◆ Given records:
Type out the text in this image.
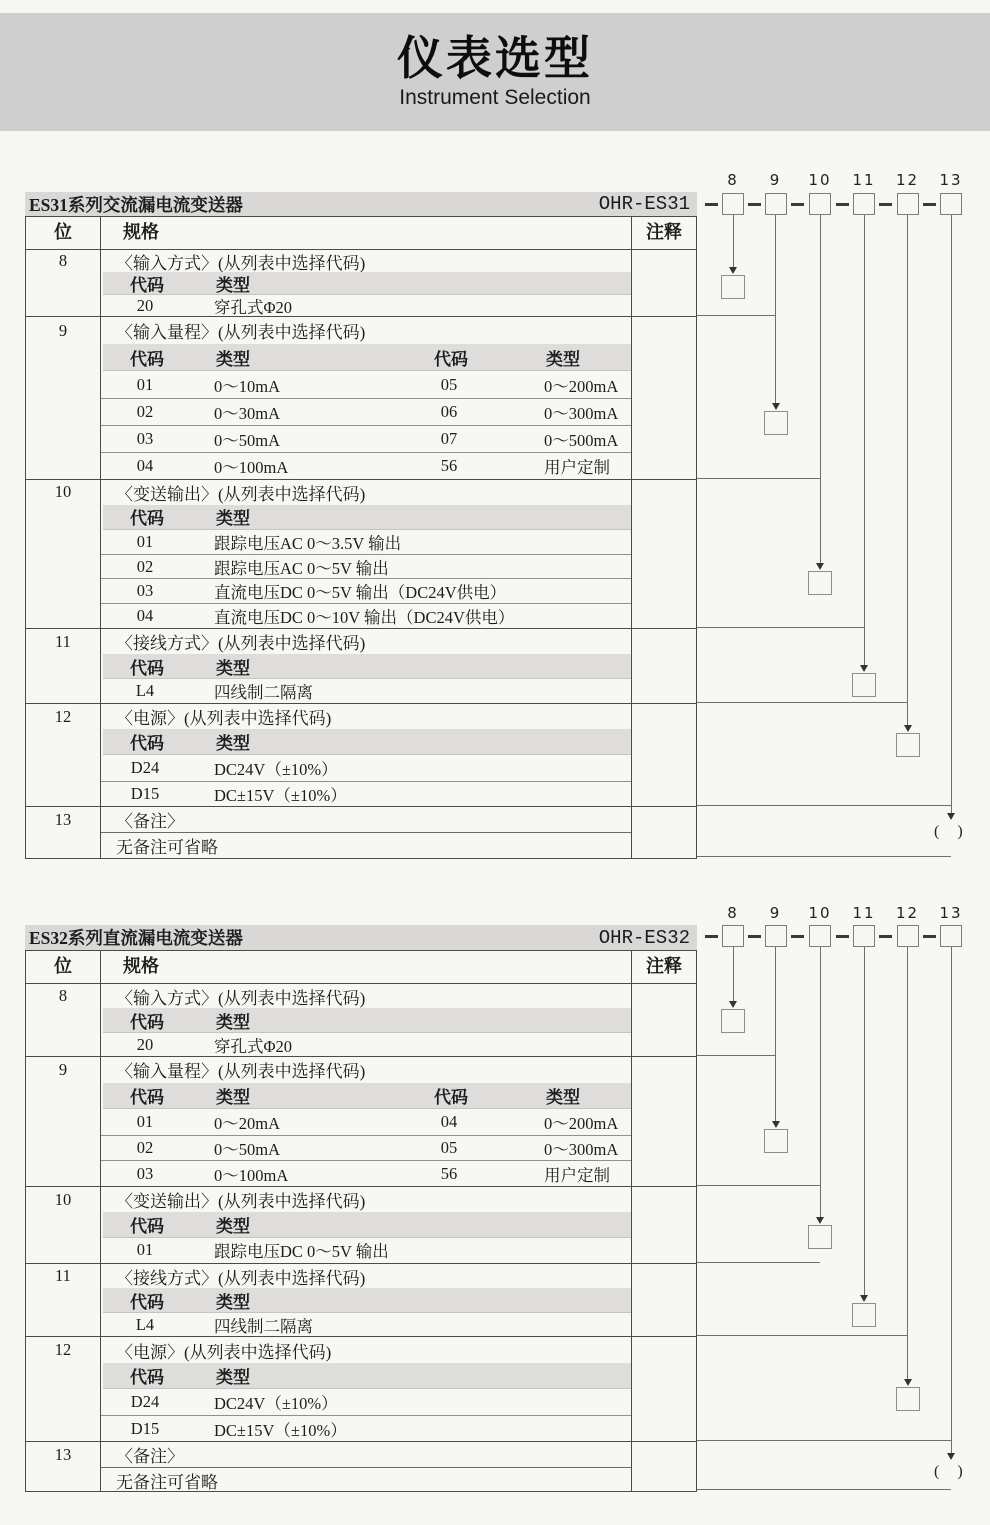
仪表选型
Instrument Selection
ES31系列交流漏电流变送器	OHR-ES31
位	规格	注释
8	〈输入方式〉(从列表中选择代码)
代码	类型
20	穿孔式Φ20
9	〈输入量程〉(从列表中选择代码)
代码	类型	代码	类型
01	0～10mA	05	0～200mA
02	0～30mA	06	0～300mA
03	0～50mA	07	0～500mA
04	0～100mA	56	用户定制
10	〈变送输出〉(从列表中选择代码)
代码	类型
01	跟踪电压AC 0～3.5V 输出
02	跟踪电压AC 0～5V 输出
03	直流电压DC 0～5V 输出（DC24V供电）
04	直流电压DC 0～10V 输出（DC24V供电）
11	〈接线方式〉(从列表中选择代码)
代码	类型
L4	四线制二隔离
12	〈电源〉(从列表中选择代码)
代码	类型
D24	DC24V（±10%）
D15	DC±15V（±10%）
13	〈备注〉
无备注可省略
8	9	10	11	12	13
( )
ES32系列直流漏电流变送器	OHR-ES32
位	规格	注释
8	〈输入方式〉(从列表中选择代码)
代码	类型
20	穿孔式Φ20
9	〈输入量程〉(从列表中选择代码)
代码	类型	代码	类型
01	0～20mA	04	0～200mA
02	0～50mA	05	0～300mA
03	0～100mA	56	用户定制
10	〈变送输出〉(从列表中选择代码)
代码	类型
01	跟踪电压DC 0～5V 输出
11	〈接线方式〉(从列表中选择代码)
代码	类型
L4	四线制二隔离
12	〈电源〉(从列表中选择代码)
代码	类型
D24	DC24V（±10%）
D15	DC±15V（±10%）
13	〈备注〉
无备注可省略
8	9	10	11	12	13
( )
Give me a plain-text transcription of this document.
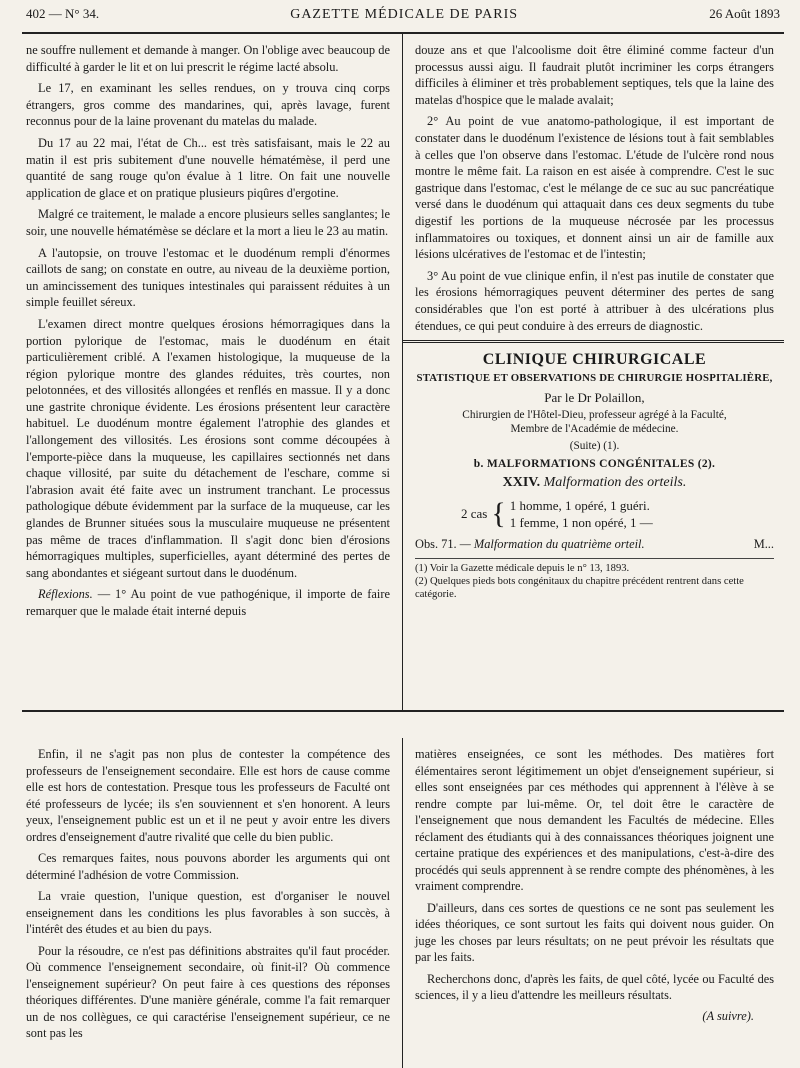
402 — N° 34.	GAZETTE MÉDICALE DE PARIS	26 Août 1893

ne souffre nullement et demande à manger. On l'oblige avec beaucoup de difficulté à garder le lit et on lui prescrit le régime lacté absolu.

Le 17, en examinant les selles rendues, on y trouva cinq corps étrangers, gros comme des mandarines, qui, après lavage, furent reconnus pour de la laine provenant du matelas du malade.

Du 17 au 22 mai, l'état de Ch... est très satisfaisant, mais le 22 au matin il est pris subitement d'une nouvelle hématémèse, il perd une quantité de sang rouge qu'on évalue à 1 litre. On fait une nouvelle application de glace et on pratique plusieurs piqûres d'ergotine.

Malgré ce traitement, le malade a encore plusieurs selles sanglantes; le soir, une nouvelle hématémèse se déclare et la mort a lieu le 23 au matin.

A l'autopsie, on trouve l'estomac et le duodénum rempli d'énormes caillots de sang; on constate en outre, au niveau de la deuxième portion, un amincissement des tuniques intestinales qui paraissent réduites à un simple feuillet séreux.

L'examen direct montre quelques érosions hémorragiques dans la portion pylorique de l'estomac, mais le duodénum en était particulièrement criblé. A l'examen histologique, la muqueuse de la région pylorique montre des glandes réduites, très courtes, non pelotonnées, et des villosités allongées et renflés en massue. Il y a donc une gastrite chronique évidente. Les érosions présentent leur caractère habituel. Le duodénum montre également l'atrophie des glandes et l'allongement des villosités. Les érosions sont comme découpées à l'emporte-pièce dans la muqueuse, les capillaires sectionnés net dans chaque villosité, par suite du détachement de l'eschare, comme si l'abrasion avait été faite avec un instrument tranchant. Le processus pathologique débute évidemment par la surface de la muqueuse, car les glandes de Brunner situées sous la musculaire muqueuse ne présentent pas même de traces d'inflammation. Il s'agit donc bien d'érosions hémorragiques multiples, superficielles, ayant déterminé des pertes de sang abondantes et siégeant surtout dans le duodénum.

Réflexions. — 1° Au point de vue pathogénique, il importe de faire remarquer que le malade était interné depuis

douze ans et que l'alcoolisme doit être éliminé comme facteur d'un processus aussi aigu. Il faudrait plutôt incriminer les corps étrangers difficiles à éliminer et très probablement septiques, tels que la laine des matelas d'hospice que le malade avalait;

2° Au point de vue anatomo-pathologique, il est important de constater dans le duodénum l'existence de lésions tout à fait semblables à celles que l'on observe dans l'estomac. L'étude de l'ulcère rond nous montre le même fait. La raison en est aisée à comprendre. C'est le suc gastrique dans l'estomac, c'est le mélange de ce suc au suc pancréatique versé dans le duodénum qui attaquait dans ces deux segments du tube digestif les portions de la muqueuse nécrosée par les processus inflammatoires ou toxiques, et donnent ainsi un air de famille aux lésions ulcératives de l'estomac et de l'intestin;

3° Au point de vue clinique enfin, il n'est pas inutile de constater que les érosions hémorragiques peuvent déterminer des pertes de sang considérables que l'on est porté à attribuer à des ulcérations plus étendues, ce qui peut conduire à des erreurs de diagnostic.

CLINIQUE CHIRURGICALE
STATISTIQUE ET OBSERVATIONS DE CHIRURGIE HOSPITALIÈRE,
Par le Dr Polaillon,
Chirurgien de l'Hôtel-Dieu, professeur agrégé à la Faculté,
Membre de l'Académie de médecine.
(Suite) (1).
b. MALFORMATIONS CONGÉNITALES (2).
XXIV. Malformation des orteils.
2 cas { 1 homme, 1 opéré, 1 guéri.
1 femme, 1 non opéré, 1 —
Obs. 71. — Malformation du quatrième orteil.	M...
(1) Voir la Gazette médicale depuis le n° 13, 1893.
(2) Quelques pieds bots congénitaux du chapitre précédent rentrent dans cette catégorie.

Enfin, il ne s'agit pas non plus de contester la compétence des professeurs de l'enseignement secondaire. Elle est hors de cause comme elle est hors de contestation. Presque tous les professeurs de Faculté ont été professeurs de lycée; ils s'en souviennent et s'en honorent. A leurs yeux, l'enseignement public est un et il ne peut y avoir entre les divers ordres d'enseignement d'autre rivalité que celle du bien public.

Ces remarques faites, nous pouvons aborder les arguments qui ont déterminé l'adhésion de votre Commission.

La vraie question, l'unique question, est d'organiser le nouvel enseignement dans les conditions les plus favorables à son succès, à l'intérêt des études et au bien du pays.

Pour la résoudre, ce n'est pas définitions abstraites qu'il faut procéder. Où commence l'enseignement secondaire, où finit-il? Où commence l'enseignement supérieur? On peut faire à ces questions des réponses théoriques différentes. D'une manière générale, comme l'a fait remarquer un de nos collègues, ce qui caractérise l'enseignement supérieur, ce ne sont pas les

matières enseignées, ce sont les méthodes. Des matières fort élémentaires seront légitimement un objet d'enseignement supérieur, si elles sont enseignées par ces méthodes qui apprennent à l'élève à se rendre compte par lui-même. Or, tel doit être le caractère de l'enseignement que nous demandent les Facultés de médecine. Elles réclament des étudiants qui à des connaissances théoriques joignent une certaine pratique des expériences et des manipulations, c'est-à-dire des procédés qui seuls apprennent à se rendre compte des phénomènes, à les vraiment comprendre.

D'ailleurs, dans ces sortes de questions ce ne sont pas seulement les idées théoriques, ce sont surtout les faits qui doivent nous guider. On juge les choses par leurs résultats; on ne peut prévoir les résultats que par les faits.

Recherchons donc, d'après les faits, de quel côté, lycée ou Faculté des sciences, il y a lieu d'attendre les meilleurs résultats.

(A suivre).
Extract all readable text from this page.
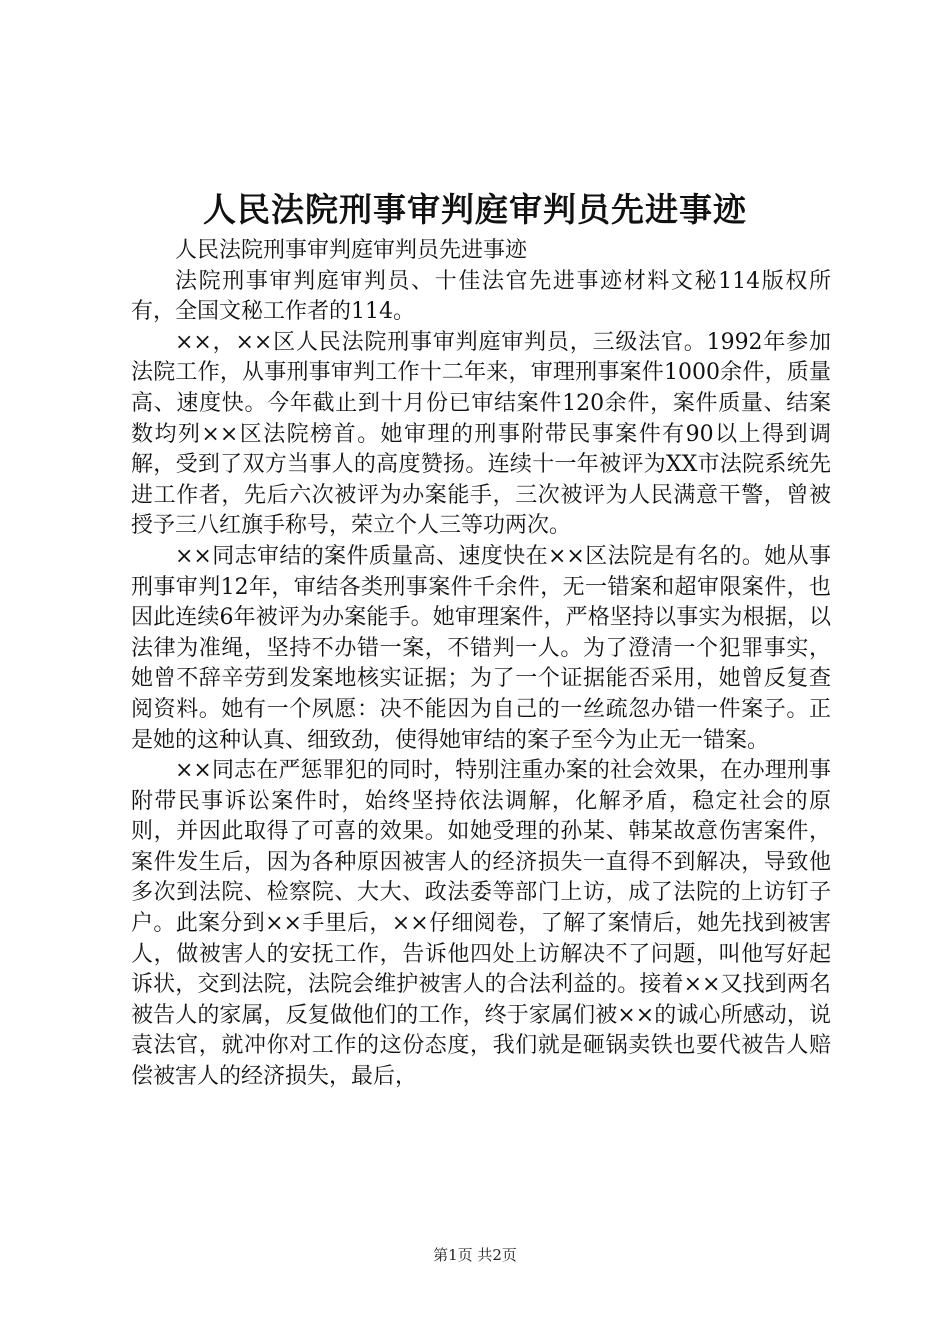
人民法院刑事审判庭审判员先进事迹

人民法院刑事审判庭审判员先进事迹

法院刑事审判庭审判员、十佳法官先进事迹材料文秘114版权所有，全国文秘工作者的114。

××，××区人民法院刑事审判庭审判员，三级法官。1992年参加法院工作，从事刑事审判工作十二年来，审理刑事案件1000余件，质量高、速度快。今年截止到十月份已审结案件120余件，案件质量、结案数均列××区法院榜首。她审理的刑事附带民事案件有90以上得到调解，受到了双方当事人的高度赞扬。连续十一年被评为XX市法院系统先进工作者，先后六次被评为办案能手，三次被评为人民满意干警，曾被授予三八红旗手称号，荣立个人三等功两次。

××同志审结的案件质量高、速度快在××区法院是有名的。她从事刑事审判12年，审结各类刑事案件千余件，无一错案和超审限案件，也因此连续6年被评为办案能手。她审理案件，严格坚持以事实为根据，以法律为准绳，坚持不办错一案，不错判一人。为了澄清一个犯罪事实，她曾不辞辛劳到发案地核实证据；为了一个证据能否采用，她曾反复查阅资料。她有一个夙愿：决不能因为自己的一丝疏忽办错一件案子。正是她的这种认真、细致劲，使得她审结的案子至今为止无一错案。

××同志在严惩罪犯的同时，特别注重办案的社会效果，在办理刑事附带民事诉讼案件时，始终坚持依法调解，化解矛盾，稳定社会的原则，并因此取得了可喜的效果。如她受理的孙某、韩某故意伤害案件，案件发生后，因为各种原因被害人的经济损失一直得不到解决，导致他多次到法院、检察院、大大、政法委等部门上访，成了法院的上访钉子户。此案分到××手里后，××仔细阅卷，了解了案情后，她先找到被害人，做被害人的安抚工作，告诉他四处上访解决不了问题，叫他写好起诉状，交到法院，法院会维护被害人的合法利益的。接着××又找到两名被告人的家属，反复做他们的工作，终于家属们被××的诚心所感动，说袁法官，就冲你对工作的这份态度，我们就是砸锅卖铁也要代被告人赔偿被害人的经济损失，最后，

第1页 共2页
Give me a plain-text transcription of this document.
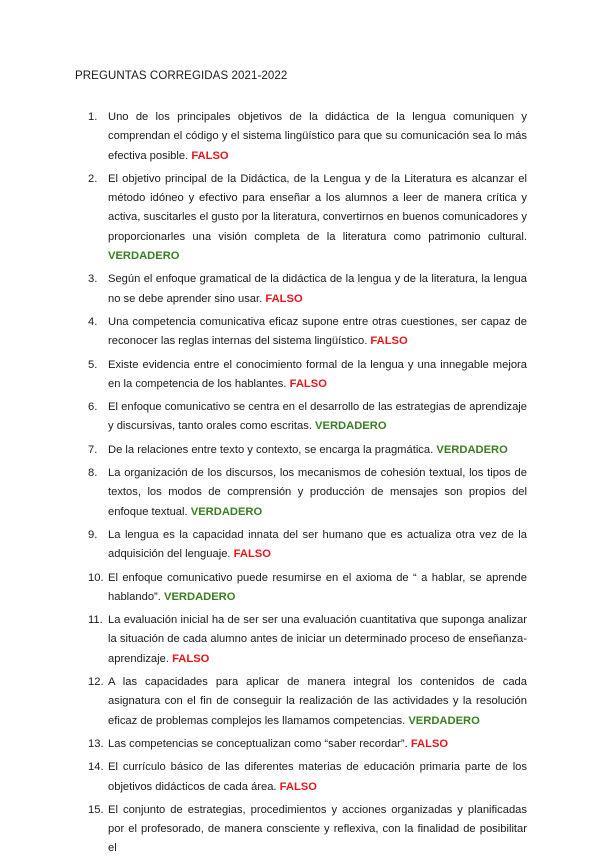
PREGUNTAS CORREGIDAS 2021-2022
1. Uno de los principales objetivos de la didáctica de la lengua comuniquen y comprendan el código y el sistema lingüístico para que su comunicación sea lo más efectiva posible. FALSO
2. El objetivo principal de la Didáctica, de la Lengua y de la Literatura es alcanzar el método idóneo y efectivo para enseñar a los alumnos a leer de manera crítica y activa, suscitarles el gusto por la literatura, convertirnos en buenos comunicadores y proporcionarles una visión completa de la literatura como patrimonio cultural. VERDADERO
3. Según el enfoque gramatical de la didáctica de la lengua y de la literatura, la lengua no se debe aprender sino usar. FALSO
4. Una competencia comunicativa eficaz supone entre otras cuestiones, ser capaz de reconocer las reglas internas del sistema lingüístico. FALSO
5. Existe evidencia entre el conocimiento formal de la lengua y una innegable mejora en la competencia de los hablantes. FALSO
6. El enfoque comunicativo se centra en el desarrollo de las estrategias de aprendizaje y discursivas, tanto orales como escritas. VERDADERO
7. De la relaciones entre texto y contexto, se encarga la pragmática. VERDADERO
8. La organización de los discursos, los mecanismos de cohesión textual, los tipos de textos, los modos de comprensión y producción de mensajes son propios del enfoque textual. VERDADERO
9. La lengua es la capacidad innata del ser humano que es actualiza otra vez de la adquisición del lenguaje. FALSO
10. El enfoque comunicativo puede resumirse en el axioma de “ a hablar, se aprende hablando”. VERDADERO
11. La evaluación inicial ha de ser ser una evaluación cuantitativa que suponga analizar la situación de cada alumno antes de iniciar un determinado proceso de enseñanza-aprendizaje. FALSO
12. A las capacidades para aplicar de manera integral los contenidos de cada asignatura con el fin de conseguir la realización de las actividades y la resolución eficaz de problemas complejos les llamamos competencias. VERDADERO
13. Las competencias se conceptualizan como “saber recordar”. FALSO
14. El currículo básico de las diferentes materias de educación primaria parte de los objetivos didácticos de cada área. FALSO
15. El conjunto de estrategias, procedimientos y acciones organizadas y planificadas por el profesorado, de manera consciente y reflexiva, con la finalidad de posibilitar el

◆ Your objective: Return all lines containing "sistema".

◆ Solution below:
1. Uno de los principales objetivos de la didáctica de la lengua comuniquen y comprendan el código y el sistema lingüístico para que su comunicación sea lo más efectiva posible. FALSO
4. Una competencia comunicativa eficaz supone entre otras cuestiones, ser capaz de reconocer las reglas internas del sistema lingüístico. FALSO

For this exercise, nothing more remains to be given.